- Task brief -
Copy each line exactly. Leave nothing out.

- Records shown -
· · · · ·

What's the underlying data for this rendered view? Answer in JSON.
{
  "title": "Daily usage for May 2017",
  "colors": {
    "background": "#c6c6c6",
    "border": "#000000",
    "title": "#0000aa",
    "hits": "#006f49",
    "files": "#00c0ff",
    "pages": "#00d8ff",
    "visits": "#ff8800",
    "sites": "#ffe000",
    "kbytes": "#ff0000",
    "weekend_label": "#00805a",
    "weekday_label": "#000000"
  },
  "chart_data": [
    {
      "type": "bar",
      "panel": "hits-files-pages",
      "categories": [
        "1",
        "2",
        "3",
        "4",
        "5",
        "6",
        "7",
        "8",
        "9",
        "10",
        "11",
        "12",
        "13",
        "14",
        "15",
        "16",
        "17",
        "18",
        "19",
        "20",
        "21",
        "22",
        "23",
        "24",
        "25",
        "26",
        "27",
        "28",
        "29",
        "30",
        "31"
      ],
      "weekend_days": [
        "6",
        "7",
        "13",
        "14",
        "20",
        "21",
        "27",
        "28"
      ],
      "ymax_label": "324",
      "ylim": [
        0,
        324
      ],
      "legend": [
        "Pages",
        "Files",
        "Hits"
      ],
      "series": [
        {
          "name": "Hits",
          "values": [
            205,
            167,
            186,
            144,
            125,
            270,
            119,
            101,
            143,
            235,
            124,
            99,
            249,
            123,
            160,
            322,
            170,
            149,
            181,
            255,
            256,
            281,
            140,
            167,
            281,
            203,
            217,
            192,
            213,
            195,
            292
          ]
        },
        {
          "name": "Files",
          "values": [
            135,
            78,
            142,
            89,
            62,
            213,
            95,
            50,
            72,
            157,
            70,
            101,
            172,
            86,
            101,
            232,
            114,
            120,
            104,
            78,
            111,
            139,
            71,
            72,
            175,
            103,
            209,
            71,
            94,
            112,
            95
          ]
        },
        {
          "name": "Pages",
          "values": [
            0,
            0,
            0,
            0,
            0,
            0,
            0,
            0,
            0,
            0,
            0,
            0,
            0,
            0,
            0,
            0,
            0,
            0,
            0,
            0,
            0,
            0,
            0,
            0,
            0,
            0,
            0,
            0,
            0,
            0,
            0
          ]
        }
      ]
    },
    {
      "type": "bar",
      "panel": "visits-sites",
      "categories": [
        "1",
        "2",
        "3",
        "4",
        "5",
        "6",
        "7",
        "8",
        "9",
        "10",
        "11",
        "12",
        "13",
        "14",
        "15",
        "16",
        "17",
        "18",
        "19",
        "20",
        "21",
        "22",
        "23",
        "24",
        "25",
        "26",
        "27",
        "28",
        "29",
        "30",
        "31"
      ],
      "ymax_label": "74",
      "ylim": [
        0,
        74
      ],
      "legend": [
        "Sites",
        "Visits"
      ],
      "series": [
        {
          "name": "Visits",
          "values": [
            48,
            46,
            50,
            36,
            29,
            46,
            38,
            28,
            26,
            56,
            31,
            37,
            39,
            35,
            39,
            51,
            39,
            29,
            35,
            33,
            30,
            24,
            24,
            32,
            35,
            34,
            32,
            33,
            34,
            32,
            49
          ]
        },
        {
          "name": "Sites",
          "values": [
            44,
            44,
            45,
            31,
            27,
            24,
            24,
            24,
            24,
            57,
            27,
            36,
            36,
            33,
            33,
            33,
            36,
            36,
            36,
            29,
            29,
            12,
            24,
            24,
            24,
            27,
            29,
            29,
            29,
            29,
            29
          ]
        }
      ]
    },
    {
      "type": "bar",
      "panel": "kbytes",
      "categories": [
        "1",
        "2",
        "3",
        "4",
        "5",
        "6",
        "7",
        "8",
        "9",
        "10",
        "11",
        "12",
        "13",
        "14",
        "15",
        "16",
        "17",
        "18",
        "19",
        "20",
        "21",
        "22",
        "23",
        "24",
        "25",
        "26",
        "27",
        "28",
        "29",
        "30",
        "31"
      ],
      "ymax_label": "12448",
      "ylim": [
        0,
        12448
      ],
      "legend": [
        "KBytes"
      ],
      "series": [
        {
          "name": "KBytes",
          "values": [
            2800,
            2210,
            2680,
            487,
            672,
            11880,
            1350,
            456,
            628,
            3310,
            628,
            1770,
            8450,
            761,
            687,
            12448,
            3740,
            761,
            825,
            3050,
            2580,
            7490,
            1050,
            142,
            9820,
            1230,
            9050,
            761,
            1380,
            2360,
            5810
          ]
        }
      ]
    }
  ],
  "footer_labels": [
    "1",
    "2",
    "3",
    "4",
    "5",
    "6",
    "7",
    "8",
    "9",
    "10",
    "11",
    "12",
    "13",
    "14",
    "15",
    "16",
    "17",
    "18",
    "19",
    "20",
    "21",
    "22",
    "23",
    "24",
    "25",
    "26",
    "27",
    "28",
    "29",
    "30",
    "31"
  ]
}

· · · · ·

- Solution to this exercise -
What's the underlying data for this rendered view? Answer in JSON.
{
  "title": "Daily usage for May 2017",
  "colors": {
    "background": "#c6c6c6",
    "border": "#000000",
    "title": "#0000aa",
    "hits": "#006f49",
    "files": "#00c0ff",
    "pages": "#00d8ff",
    "visits": "#ff8800",
    "sites": "#ffe000",
    "kbytes": "#ff0000",
    "weekend_label": "#00805a",
    "weekday_label": "#000000"
  },
  "chart_data": [
    {
      "type": "bar",
      "panel": "hits-files-pages",
      "categories": [
        "1",
        "2",
        "3",
        "4",
        "5",
        "6",
        "7",
        "8",
        "9",
        "10",
        "11",
        "12",
        "13",
        "14",
        "15",
        "16",
        "17",
        "18",
        "19",
        "20",
        "21",
        "22",
        "23",
        "24",
        "25",
        "26",
        "27",
        "28",
        "29",
        "30",
        "31"
      ],
      "weekend_days": [
        "6",
        "7",
        "13",
        "14",
        "20",
        "21",
        "27",
        "28"
      ],
      "ymax_label": "324",
      "ylim": [
        0,
        324
      ],
      "legend": [
        "Pages",
        "Files",
        "Hits"
      ],
      "series": [
        {
          "name": "Hits",
          "values": [
            205,
            167,
            186,
            144,
            125,
            270,
            119,
            101,
            143,
            235,
            124,
            99,
            249,
            123,
            160,
            322,
            170,
            149,
            181,
            255,
            256,
            281,
            140,
            167,
            281,
            203,
            217,
            192,
            213,
            195,
            292
          ]
        },
        {
          "name": "Files",
          "values": [
            135,
            78,
            142,
            89,
            62,
            213,
            95,
            50,
            72,
            157,
            70,
            101,
            172,
            86,
            101,
            232,
            114,
            120,
            104,
            78,
            111,
            139,
            71,
            72,
            175,
            103,
            209,
            71,
            94,
            112,
            95
          ]
        },
        {
          "name": "Pages",
          "values": [
            0,
            0,
            0,
            0,
            0,
            0,
            0,
            0,
            0,
            0,
            0,
            0,
            0,
            0,
            0,
            0,
            0,
            0,
            0,
            0,
            0,
            0,
            0,
            0,
            0,
            0,
            0,
            0,
            0,
            0,
            0
          ]
        }
      ]
    },
    {
      "type": "bar",
      "panel": "visits-sites",
      "categories": [
        "1",
        "2",
        "3",
        "4",
        "5",
        "6",
        "7",
        "8",
        "9",
        "10",
        "11",
        "12",
        "13",
        "14",
        "15",
        "16",
        "17",
        "18",
        "19",
        "20",
        "21",
        "22",
        "23",
        "24",
        "25",
        "26",
        "27",
        "28",
        "29",
        "30",
        "31"
      ],
      "ymax_label": "74",
      "ylim": [
        0,
        74
      ],
      "legend": [
        "Sites",
        "Visits"
      ],
      "series": [
        {
          "name": "Visits",
          "values": [
            48,
            46,
            50,
            36,
            29,
            46,
            38,
            28,
            26,
            56,
            31,
            37,
            39,
            35,
            39,
            51,
            39,
            29,
            35,
            33,
            30,
            24,
            24,
            32,
            35,
            34,
            32,
            33,
            34,
            32,
            49
          ]
        },
        {
          "name": "Sites",
          "values": [
            44,
            44,
            45,
            31,
            27,
            24,
            24,
            24,
            24,
            57,
            27,
            36,
            36,
            33,
            33,
            33,
            36,
            36,
            36,
            29,
            29,
            12,
            24,
            24,
            24,
            27,
            29,
            29,
            29,
            29,
            29
          ]
        }
      ]
    },
    {
      "type": "bar",
      "panel": "kbytes",
      "categories": [
        "1",
        "2",
        "3",
        "4",
        "5",
        "6",
        "7",
        "8",
        "9",
        "10",
        "11",
        "12",
        "13",
        "14",
        "15",
        "16",
        "17",
        "18",
        "19",
        "20",
        "21",
        "22",
        "23",
        "24",
        "25",
        "26",
        "27",
        "28",
        "29",
        "30",
        "31"
      ],
      "ymax_label": "12448",
      "ylim": [
        0,
        12448
      ],
      "legend": [
        "KBytes"
      ],
      "series": [
        {
          "name": "KBytes",
          "values": [
            2800,
            2210,
            2680,
            487,
            672,
            11880,
            1350,
            456,
            628,
            3310,
            628,
            1770,
            8450,
            761,
            687,
            12448,
            3740,
            761,
            825,
            3050,
            2580,
            7490,
            1050,
            142,
            9820,
            1230,
            9050,
            761,
            1380,
            2360,
            5810
          ]
        }
      ]
    }
  ],
  "footer_labels": [
    "1",
    "2",
    "3",
    "4",
    "5",
    "6",
    "7",
    "8",
    "9",
    "10",
    "11",
    "12",
    "13",
    "14",
    "15",
    "16",
    "17",
    "18",
    "19",
    "20",
    "21",
    "22",
    "23",
    "24",
    "25",
    "26",
    "27",
    "28",
    "29",
    "30",
    "31"
  ]
}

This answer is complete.